## What you should do
Reproduce the whole listing, character for character.

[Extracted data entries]
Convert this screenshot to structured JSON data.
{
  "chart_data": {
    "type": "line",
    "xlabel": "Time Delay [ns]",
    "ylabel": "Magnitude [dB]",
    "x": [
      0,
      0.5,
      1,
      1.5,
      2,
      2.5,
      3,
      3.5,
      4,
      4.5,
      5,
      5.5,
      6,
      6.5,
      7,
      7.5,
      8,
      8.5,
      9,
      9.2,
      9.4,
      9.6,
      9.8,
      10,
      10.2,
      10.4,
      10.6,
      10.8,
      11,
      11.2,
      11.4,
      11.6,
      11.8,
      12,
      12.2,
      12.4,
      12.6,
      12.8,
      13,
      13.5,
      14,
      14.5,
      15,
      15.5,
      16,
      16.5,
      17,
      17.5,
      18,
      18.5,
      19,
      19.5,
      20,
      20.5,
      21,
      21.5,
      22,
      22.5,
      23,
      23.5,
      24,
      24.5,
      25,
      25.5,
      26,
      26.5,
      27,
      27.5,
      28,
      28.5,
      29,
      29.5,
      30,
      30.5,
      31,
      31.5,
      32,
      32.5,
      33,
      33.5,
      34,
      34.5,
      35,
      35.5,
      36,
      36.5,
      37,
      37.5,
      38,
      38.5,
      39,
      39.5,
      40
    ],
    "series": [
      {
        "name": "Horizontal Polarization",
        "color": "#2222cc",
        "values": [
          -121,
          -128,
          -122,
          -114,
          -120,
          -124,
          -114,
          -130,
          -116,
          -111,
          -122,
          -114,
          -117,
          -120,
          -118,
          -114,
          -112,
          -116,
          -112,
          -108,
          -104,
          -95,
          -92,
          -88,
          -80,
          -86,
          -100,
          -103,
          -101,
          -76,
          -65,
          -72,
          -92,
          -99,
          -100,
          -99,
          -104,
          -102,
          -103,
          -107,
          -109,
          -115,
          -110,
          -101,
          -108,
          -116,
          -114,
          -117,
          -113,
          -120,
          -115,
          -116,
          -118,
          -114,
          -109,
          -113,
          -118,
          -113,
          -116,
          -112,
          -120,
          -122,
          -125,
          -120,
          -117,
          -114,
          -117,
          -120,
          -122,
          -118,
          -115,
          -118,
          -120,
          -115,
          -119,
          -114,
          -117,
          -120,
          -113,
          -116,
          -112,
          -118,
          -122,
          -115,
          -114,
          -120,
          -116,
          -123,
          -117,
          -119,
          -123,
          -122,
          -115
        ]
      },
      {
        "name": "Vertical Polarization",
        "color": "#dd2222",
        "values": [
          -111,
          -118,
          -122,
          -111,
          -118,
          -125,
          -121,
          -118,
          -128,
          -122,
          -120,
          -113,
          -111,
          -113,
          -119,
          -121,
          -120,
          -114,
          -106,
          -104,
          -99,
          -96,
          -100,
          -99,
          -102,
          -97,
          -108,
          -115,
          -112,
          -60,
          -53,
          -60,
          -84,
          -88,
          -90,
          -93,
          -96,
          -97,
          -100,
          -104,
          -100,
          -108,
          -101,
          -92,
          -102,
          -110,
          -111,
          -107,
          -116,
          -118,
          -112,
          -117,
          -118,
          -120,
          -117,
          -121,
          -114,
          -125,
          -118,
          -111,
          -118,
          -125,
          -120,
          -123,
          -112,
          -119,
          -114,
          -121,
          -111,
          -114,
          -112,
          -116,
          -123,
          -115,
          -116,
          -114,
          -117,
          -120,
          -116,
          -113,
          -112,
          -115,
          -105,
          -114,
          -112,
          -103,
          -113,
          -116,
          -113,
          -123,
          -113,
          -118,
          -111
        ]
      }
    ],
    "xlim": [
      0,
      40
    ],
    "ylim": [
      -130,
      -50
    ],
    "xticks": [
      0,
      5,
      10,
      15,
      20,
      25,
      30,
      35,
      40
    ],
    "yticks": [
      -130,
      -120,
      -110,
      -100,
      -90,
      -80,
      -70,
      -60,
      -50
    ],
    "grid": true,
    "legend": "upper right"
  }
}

## Correct answer
Convert this screenshot to structured JSON data.
{
  "chart_data": {
    "type": "line",
    "xlabel": "Time Delay [ns]",
    "ylabel": "Magnitude [dB]",
    "x": [
      0,
      0.5,
      1,
      1.5,
      2,
      2.5,
      3,
      3.5,
      4,
      4.5,
      5,
      5.5,
      6,
      6.5,
      7,
      7.5,
      8,
      8.5,
      9,
      9.2,
      9.4,
      9.6,
      9.8,
      10,
      10.2,
      10.4,
      10.6,
      10.8,
      11,
      11.2,
      11.4,
      11.6,
      11.8,
      12,
      12.2,
      12.4,
      12.6,
      12.8,
      13,
      13.5,
      14,
      14.5,
      15,
      15.5,
      16,
      16.5,
      17,
      17.5,
      18,
      18.5,
      19,
      19.5,
      20,
      20.5,
      21,
      21.5,
      22,
      22.5,
      23,
      23.5,
      24,
      24.5,
      25,
      25.5,
      26,
      26.5,
      27,
      27.5,
      28,
      28.5,
      29,
      29.5,
      30,
      30.5,
      31,
      31.5,
      32,
      32.5,
      33,
      33.5,
      34,
      34.5,
      35,
      35.5,
      36,
      36.5,
      37,
      37.5,
      38,
      38.5,
      39,
      39.5,
      40
    ],
    "series": [
      {
        "name": "Horizontal Polarization",
        "color": "#2222cc",
        "values": [
          -121,
          -128,
          -122,
          -114,
          -120,
          -124,
          -114,
          -130,
          -116,
          -111,
          -122,
          -114,
          -117,
          -120,
          -118,
          -114,
          -112,
          -116,
          -112,
          -108,
          -104,
          -95,
          -92,
          -88,
          -80,
          -86,
          -100,
          -103,
          -101,
          -76,
          -65,
          -72,
          -92,
          -99,
          -100,
          -99,
          -104,
          -102,
          -103,
          -107,
          -109,
          -115,
          -110,
          -101,
          -108,
          -116,
          -114,
          -117,
          -113,
          -120,
          -115,
          -116,
          -118,
          -114,
          -109,
          -113,
          -118,
          -113,
          -116,
          -112,
          -120,
          -122,
          -125,
          -120,
          -117,
          -114,
          -117,
          -120,
          -122,
          -118,
          -115,
          -118,
          -120,
          -115,
          -119,
          -114,
          -117,
          -120,
          -113,
          -116,
          -112,
          -118,
          -122,
          -115,
          -114,
          -120,
          -116,
          -123,
          -117,
          -119,
          -123,
          -122,
          -115
        ]
      },
      {
        "name": "Vertical Polarization",
        "color": "#dd2222",
        "values": [
          -111,
          -118,
          -122,
          -111,
          -118,
          -125,
          -121,
          -118,
          -128,
          -122,
          -120,
          -113,
          -111,
          -113,
          -119,
          -121,
          -120,
          -114,
          -106,
          -104,
          -99,
          -96,
          -100,
          -99,
          -102,
          -97,
          -108,
          -115,
          -112,
          -60,
          -53,
          -60,
          -84,
          -88,
          -90,
          -93,
          -96,
          -97,
          -100,
          -104,
          -100,
          -108,
          -101,
          -92,
          -102,
          -110,
          -111,
          -107,
          -116,
          -118,
          -112,
          -117,
          -118,
          -120,
          -117,
          -121,
          -114,
          -125,
          -118,
          -111,
          -118,
          -125,
          -120,
          -123,
          -112,
          -119,
          -114,
          -121,
          -111,
          -114,
          -112,
          -116,
          -123,
          -115,
          -116,
          -114,
          -117,
          -120,
          -116,
          -113,
          -112,
          -115,
          -105,
          -114,
          -112,
          -103,
          -113,
          -116,
          -113,
          -123,
          -113,
          -118,
          -111
        ]
      }
    ],
    "xlim": [
      0,
      40
    ],
    "ylim": [
      -130,
      -50
    ],
    "xticks": [
      0,
      5,
      10,
      15,
      20,
      25,
      30,
      35,
      40
    ],
    "yticks": [
      -130,
      -120,
      -110,
      -100,
      -90,
      -80,
      -70,
      -60,
      -50
    ],
    "grid": true,
    "legend": "upper right"
  }
}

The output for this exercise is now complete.